## Exercise
Repeat every line exactly, keeping the pictures out of the copy.

## Supplied information

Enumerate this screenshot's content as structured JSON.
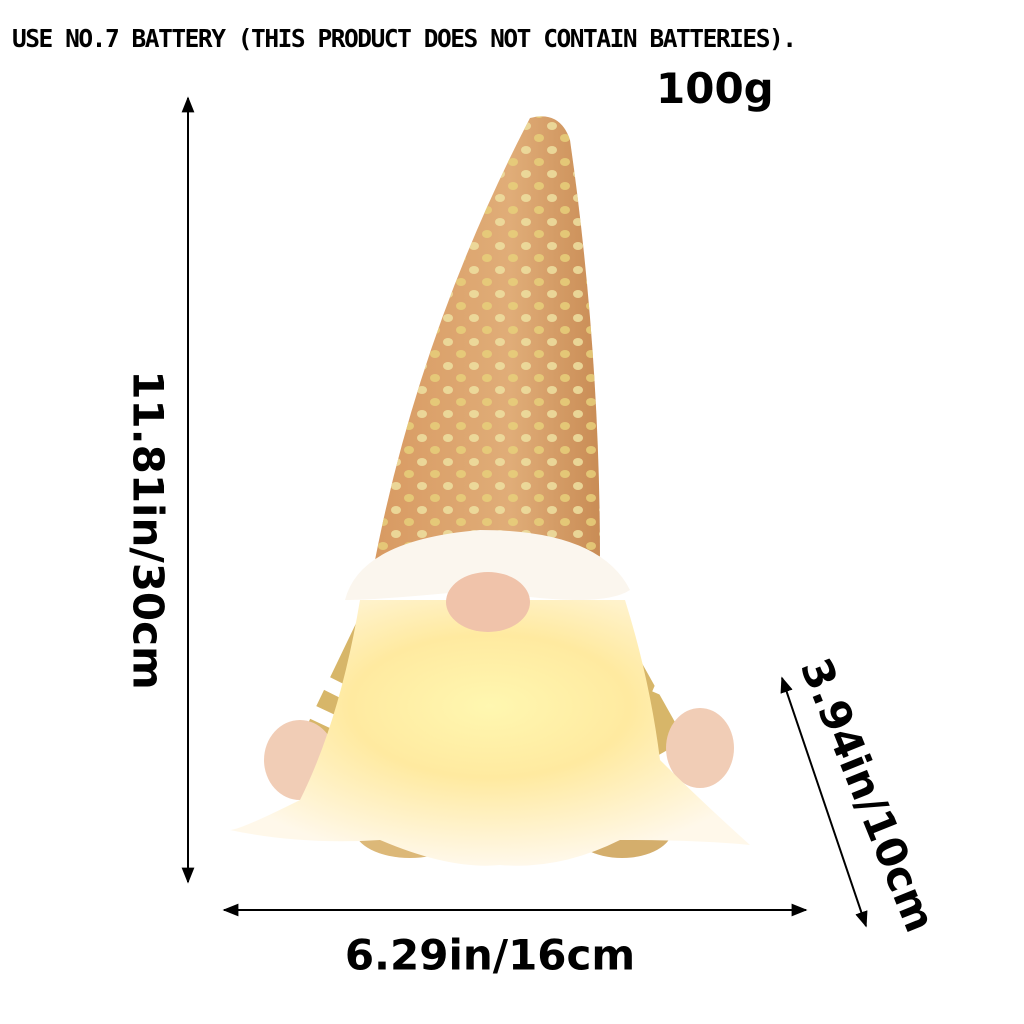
{
  "battery_note": "USE NO.7 BATTERY (THIS PRODUCT DOES NOT CONTAIN BATTERIES).",
  "weight": "100g",
  "dimensions": {
    "height": "11.81in/30cm",
    "width": "6.29in/16cm",
    "depth": "3.94in/10cm"
  },
  "colors": {
    "hat": "#d9a06a",
    "sequin": "#e8d27a",
    "beard": "#fff3c8",
    "glow": "#ffe680",
    "nose": "#f0c3aa",
    "sleeve": "#d4b060"
  }
}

## Result below
Enumerate this screenshot's content as structured JSON.
{
  "battery_note": "USE NO.7 BATTERY (THIS PRODUCT DOES NOT CONTAIN BATTERIES).",
  "weight": "100g",
  "dimensions": {
    "height": "11.81in/30cm",
    "width": "6.29in/16cm",
    "depth": "3.94in/10cm"
  },
  "colors": {
    "hat": "#d9a06a",
    "sequin": "#e8d27a",
    "beard": "#fff3c8",
    "glow": "#ffe680",
    "nose": "#f0c3aa",
    "sleeve": "#d4b060"
  }
}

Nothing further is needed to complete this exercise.